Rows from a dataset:
--------------------

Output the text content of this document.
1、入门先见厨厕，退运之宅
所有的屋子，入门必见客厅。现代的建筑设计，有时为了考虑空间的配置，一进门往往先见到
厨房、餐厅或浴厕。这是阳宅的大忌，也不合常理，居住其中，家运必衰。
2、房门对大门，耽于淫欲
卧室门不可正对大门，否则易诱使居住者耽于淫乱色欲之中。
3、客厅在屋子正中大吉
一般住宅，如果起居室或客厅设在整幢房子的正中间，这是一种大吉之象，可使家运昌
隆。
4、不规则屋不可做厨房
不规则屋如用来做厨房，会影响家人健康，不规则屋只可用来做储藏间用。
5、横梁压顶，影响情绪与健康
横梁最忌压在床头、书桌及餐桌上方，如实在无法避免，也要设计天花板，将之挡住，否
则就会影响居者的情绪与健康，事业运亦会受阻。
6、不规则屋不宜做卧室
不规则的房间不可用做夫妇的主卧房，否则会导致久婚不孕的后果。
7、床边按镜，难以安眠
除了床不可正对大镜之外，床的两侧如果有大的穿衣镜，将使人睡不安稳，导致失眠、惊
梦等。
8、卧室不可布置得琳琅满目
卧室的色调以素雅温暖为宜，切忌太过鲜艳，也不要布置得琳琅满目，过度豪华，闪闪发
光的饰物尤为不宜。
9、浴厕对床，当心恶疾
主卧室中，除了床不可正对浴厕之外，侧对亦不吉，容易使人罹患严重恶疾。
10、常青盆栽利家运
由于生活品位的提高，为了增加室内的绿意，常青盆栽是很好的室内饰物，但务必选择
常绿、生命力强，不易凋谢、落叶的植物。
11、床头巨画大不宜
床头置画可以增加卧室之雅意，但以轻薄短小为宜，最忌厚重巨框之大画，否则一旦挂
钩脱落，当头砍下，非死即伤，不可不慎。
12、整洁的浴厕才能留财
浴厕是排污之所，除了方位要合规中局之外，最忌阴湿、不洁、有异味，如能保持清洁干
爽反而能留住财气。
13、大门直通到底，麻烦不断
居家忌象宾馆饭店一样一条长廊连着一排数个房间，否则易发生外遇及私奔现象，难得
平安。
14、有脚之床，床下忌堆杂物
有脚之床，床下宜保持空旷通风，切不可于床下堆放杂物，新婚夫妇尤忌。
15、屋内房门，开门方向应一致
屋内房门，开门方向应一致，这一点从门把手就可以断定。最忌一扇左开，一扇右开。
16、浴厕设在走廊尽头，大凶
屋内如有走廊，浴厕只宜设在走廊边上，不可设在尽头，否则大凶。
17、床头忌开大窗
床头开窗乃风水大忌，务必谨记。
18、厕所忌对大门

--------------------

List all lines in the material containing the string "开门方向应一致".

15、屋内房门，开门方向应一致
屋内房门，开门方向应一致，这一点从门把手就可以断定。最忌一扇左开，一扇右开。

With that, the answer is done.